Data to use:
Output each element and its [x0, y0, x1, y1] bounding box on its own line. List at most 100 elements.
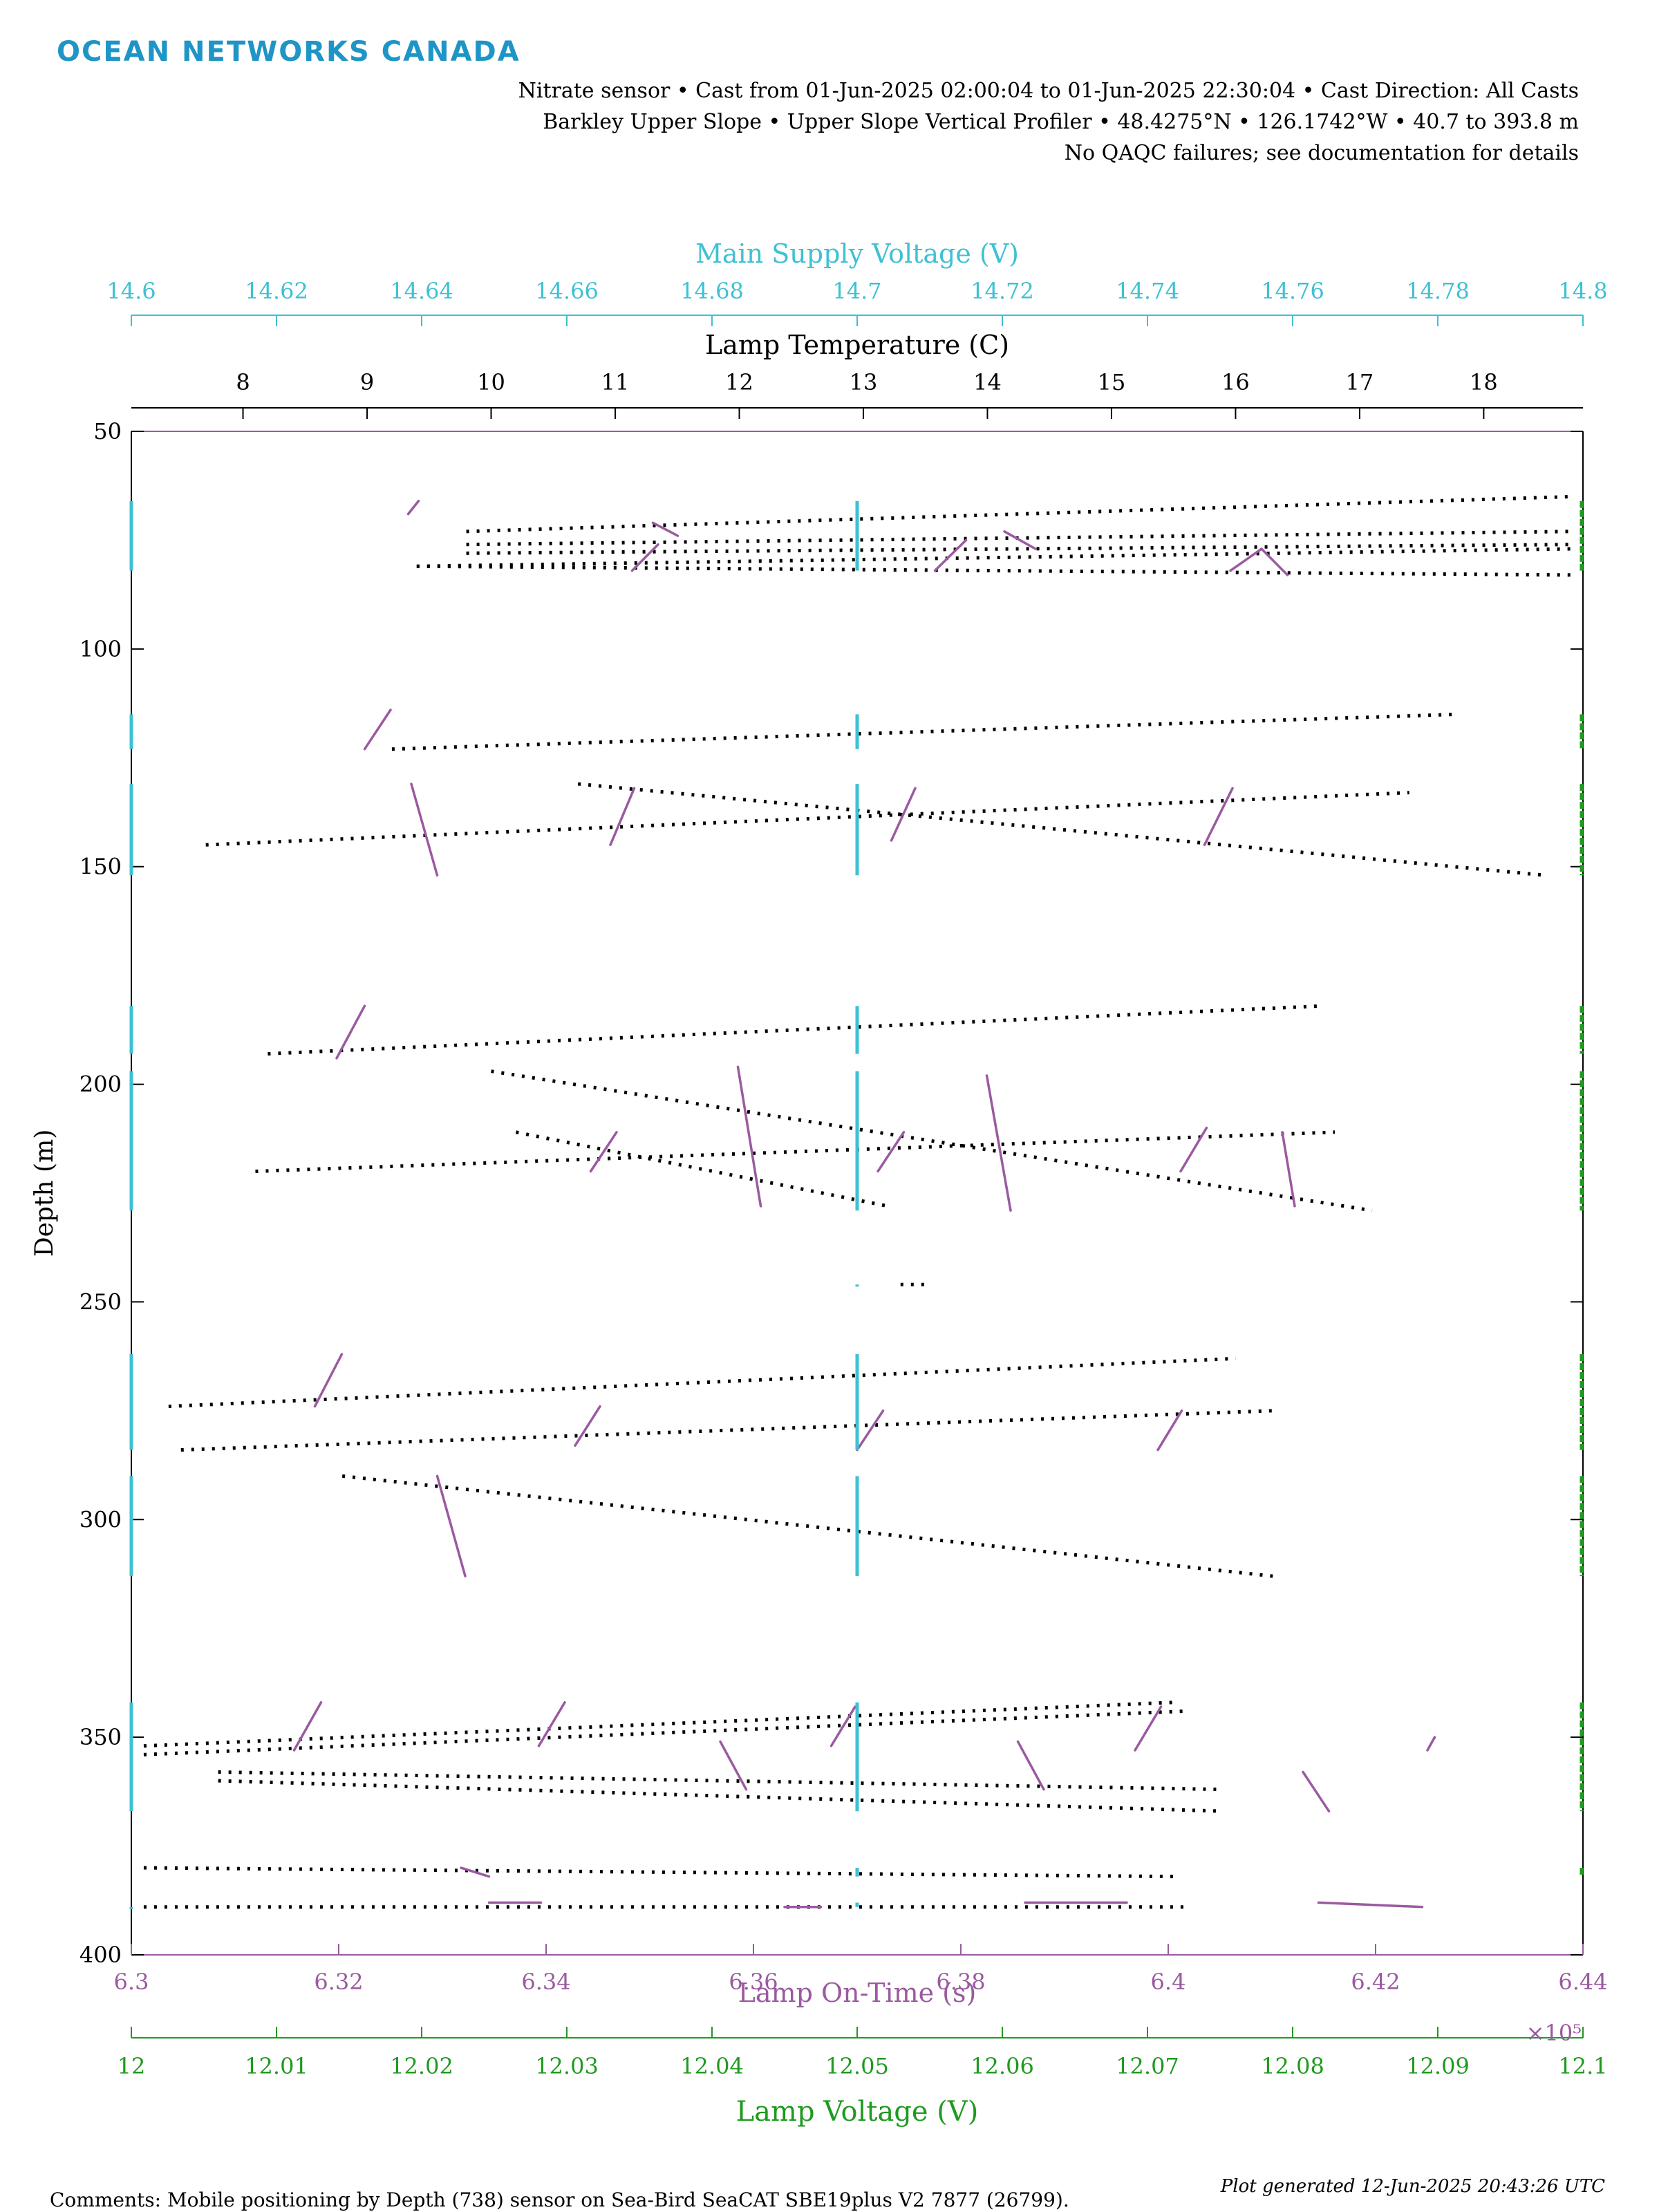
lamp-on-time-exponent: ×10⁵	[1526, 2020, 1582, 2046]
lamp-temperature-point-run	[268, 1004, 1323, 1056]
lamp-temperature-point-run	[168, 1356, 1236, 1409]
lamp-on-time-segment	[406, 500, 420, 516]
lamp-voltage-tick-label: 12	[118, 2053, 146, 2079]
lamp-temperature-point-run	[143, 1709, 1186, 1756]
supply-voltage-tick-label: 14.7	[832, 278, 881, 304]
lamp-on-time-segment	[877, 1131, 906, 1173]
y-tick-label: 250	[79, 1288, 122, 1315]
lamp-on-time-axis-label: Lamp On-Time (s)	[738, 1978, 977, 2008]
lamp-temperature-point-run	[466, 494, 1571, 534]
plot-info-line-3: No QAQC failures; see documentation for …	[1064, 141, 1579, 165]
label-layer: 50 100 150 200 250 300 350 400 Depth (m) 14.6 14.6…	[30, 238, 1608, 2128]
lamp-on-time-tick-label: 6.38	[936, 1969, 985, 1995]
lamp-temperature-tick-label: 18	[1470, 369, 1498, 395]
lamp-on-time-tick-label: 6.42	[1351, 1969, 1400, 1995]
lamp-on-time-segment	[1156, 1409, 1183, 1452]
lamp-temperature-point-run	[180, 1409, 1273, 1452]
lamp-on-time-segment	[1134, 1705, 1163, 1752]
data-layer	[129, 494, 1584, 1909]
lamp-on-time-segment	[1302, 1770, 1331, 1812]
lamp-on-time-segment	[736, 1065, 762, 1208]
lamp-temperature-point-run	[466, 543, 1571, 555]
lamp-temperature-point-run	[218, 1770, 1224, 1792]
lamp-temperature-tick-label: 14	[973, 369, 1002, 395]
lamp-voltage-tick-label: 12.01	[245, 2053, 308, 2079]
lamp-on-time-segment	[933, 538, 968, 572]
lamp-voltage-tick-label: 12.02	[390, 2053, 453, 2079]
lamp-temperature-point-run	[218, 1779, 1224, 1813]
lamp-voltage-tick-label: 12.03	[535, 2053, 599, 2079]
supply-voltage-tick-label: 14.8	[1558, 278, 1607, 304]
lamp-temperature-tick-label: 15	[1098, 369, 1126, 395]
y-axis-label: Depth (m)	[30, 1130, 59, 1257]
lamp-temperature-point-run	[255, 1130, 1335, 1174]
lamp-on-time-segment	[363, 709, 392, 751]
supply-voltage-axis-label: Main Supply Voltage (V)	[695, 238, 1019, 269]
y-tick-label: 200	[79, 1071, 122, 1098]
y-tick-label: 50	[93, 418, 122, 444]
onc-logo: OCEAN NETWORKS CANADA	[57, 36, 521, 68]
lamp-voltage-axis-label: Lamp Voltage (V)	[736, 2096, 979, 2128]
lamp-on-time-segment	[313, 1353, 344, 1408]
lamp-on-time-segment	[1229, 547, 1263, 572]
lamp-temperature-point-run	[205, 791, 1409, 847]
plot-info-line-2: Barkley Upper Slope • Upper Slope Vertic…	[543, 110, 1579, 134]
lamp-on-time-segment	[537, 1701, 566, 1747]
lamp-voltage-tick-label: 12.04	[680, 2053, 744, 2079]
lamp-on-time-segment	[719, 1740, 748, 1791]
lamp-temperature-tick-label: 12	[725, 369, 753, 395]
lamp-on-time-segment	[292, 1701, 323, 1752]
lamp-on-time-segment	[1179, 1126, 1208, 1173]
lamp-on-time-segment	[630, 543, 659, 572]
lamp-temperature-point-run	[416, 564, 1571, 577]
axes-layer	[131, 315, 1584, 2038]
lamp-on-time-segment	[830, 1705, 856, 1747]
lamp-on-time-segment	[1260, 547, 1289, 577]
generated-timestamp: Plot generated 12-Jun-2025 20:43:26 UTC	[1220, 2176, 1605, 2197]
lamp-on-time-segment	[609, 787, 636, 846]
lamp-voltage-tick-label: 12.06	[971, 2053, 1034, 2079]
lamp-on-time-segment	[335, 1004, 366, 1060]
supply-voltage-tick-label: 14.68	[680, 278, 744, 304]
lamp-on-time-segment	[589, 1131, 618, 1173]
supply-voltage-tick-label: 14.64	[390, 278, 453, 304]
plot-info-line-1: Nitrate sensor • Cast from 01-Jun-2025 0…	[518, 79, 1579, 103]
y-tick-label: 100	[79, 636, 122, 662]
lamp-on-time-segment	[651, 521, 679, 537]
lamp-temperature-point-run	[143, 1700, 1174, 1748]
lamp-voltage-tick-label: 12.07	[1116, 2053, 1179, 2079]
lamp-temperature-tick-label: 9	[360, 369, 374, 395]
lamp-temperature-tick-label: 16	[1221, 369, 1250, 395]
lamp-temperature-tick-label: 13	[850, 369, 878, 395]
lamp-on-time-segment	[1203, 787, 1234, 846]
lamp-on-time-segment	[985, 1074, 1012, 1212]
lamp-on-time-segment	[574, 1405, 601, 1447]
lamp-on-time-segment	[1016, 1740, 1045, 1791]
supply-voltage-tick-label: 14.76	[1261, 278, 1324, 304]
y-tick-label: 300	[79, 1506, 122, 1533]
lamp-temperature-point-run	[341, 1474, 1273, 1578]
lamp-temperature-axis-label: Lamp Temperature (C)	[705, 330, 1009, 360]
y-tick-label: 350	[79, 1724, 122, 1750]
lamp-temperature-tick-label: 10	[477, 369, 505, 395]
lamp-on-time-tick-label: 6.32	[314, 1969, 363, 1995]
lamp-on-time-tick-label: 6.34	[521, 1969, 570, 1995]
lamp-on-time-segment	[1426, 1736, 1436, 1752]
y-tick-label: 400	[79, 1942, 122, 1968]
lamp-voltage-tick-label: 12.1	[1558, 2053, 1607, 2079]
supply-voltage-tick-label: 14.6	[106, 278, 156, 304]
lamp-temperature-point-run	[577, 782, 1546, 877]
lamp-temperature-point-run	[143, 1866, 1174, 1879]
lamp-on-time-tick-label: 6.44	[1558, 1969, 1607, 1995]
supply-voltage-tick-label: 14.66	[535, 278, 599, 304]
supply-voltage-tick-label: 14.74	[1116, 278, 1179, 304]
lamp-voltage-tick-label: 12.08	[1261, 2053, 1324, 2079]
lamp-temperature-tick-label: 11	[601, 369, 630, 395]
lamp-temperature-point-run	[391, 712, 1459, 751]
lamp-on-time-tick-label: 6.4	[1151, 1969, 1186, 1995]
lamp-voltage-tick-label: 12.09	[1406, 2053, 1470, 2079]
lamp-on-time-segment	[890, 787, 917, 842]
lamp-on-time-segment	[435, 1474, 467, 1577]
lamp-on-time-segment	[410, 782, 439, 877]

Goal of the exercise: Quote the lines of the listing starting at the line that contains "2020, 1582, 2046]" and ending at the line that contains "538, 968, 572]", including both of those lines.

Final answer:
lamp-on-time-exponent: ×10⁵	[1526, 2020, 1582, 2046]
lamp-temperature-point-run	[268, 1004, 1323, 1056]
lamp-temperature-point-run	[168, 1356, 1236, 1409]
lamp-on-time-segment	[406, 500, 420, 516]
lamp-voltage-tick-label: 12	[118, 2053, 146, 2079]
lamp-temperature-point-run	[143, 1709, 1186, 1756]
supply-voltage-tick-label: 14.7	[832, 278, 881, 304]
lamp-on-time-segment	[877, 1131, 906, 1173]
y-tick-label: 250	[79, 1288, 122, 1315]
lamp-on-time-axis-label: Lamp On-Time (s)	[738, 1978, 977, 2008]
lamp-temperature-point-run	[466, 494, 1571, 534]
plot-info-line-3: No QAQC failures; see documentation for …	[1064, 141, 1579, 165]
label-layer: 50 100 150 200 250 300 350 400 Depth (m) 14.6 14.6…	[30, 238, 1608, 2128]
lamp-on-time-tick-label: 6.38	[936, 1969, 985, 1995]
lamp-temperature-tick-label: 18	[1470, 369, 1498, 395]
lamp-on-time-tick-label: 6.42	[1351, 1969, 1400, 1995]
lamp-on-time-segment	[1156, 1409, 1183, 1452]
lamp-temperature-point-run	[180, 1409, 1273, 1452]
lamp-on-time-segment	[1134, 1705, 1163, 1752]
data-layer	[129, 494, 1584, 1909]
lamp-on-time-segment	[1302, 1770, 1331, 1812]
lamp-on-time-segment	[736, 1065, 762, 1208]
lamp-temperature-point-run	[466, 543, 1571, 555]
lamp-temperature-point-run	[218, 1770, 1224, 1792]
lamp-temperature-tick-label: 14	[973, 369, 1002, 395]
lamp-voltage-tick-label: 12.01	[245, 2053, 308, 2079]
lamp-on-time-segment	[933, 538, 968, 572]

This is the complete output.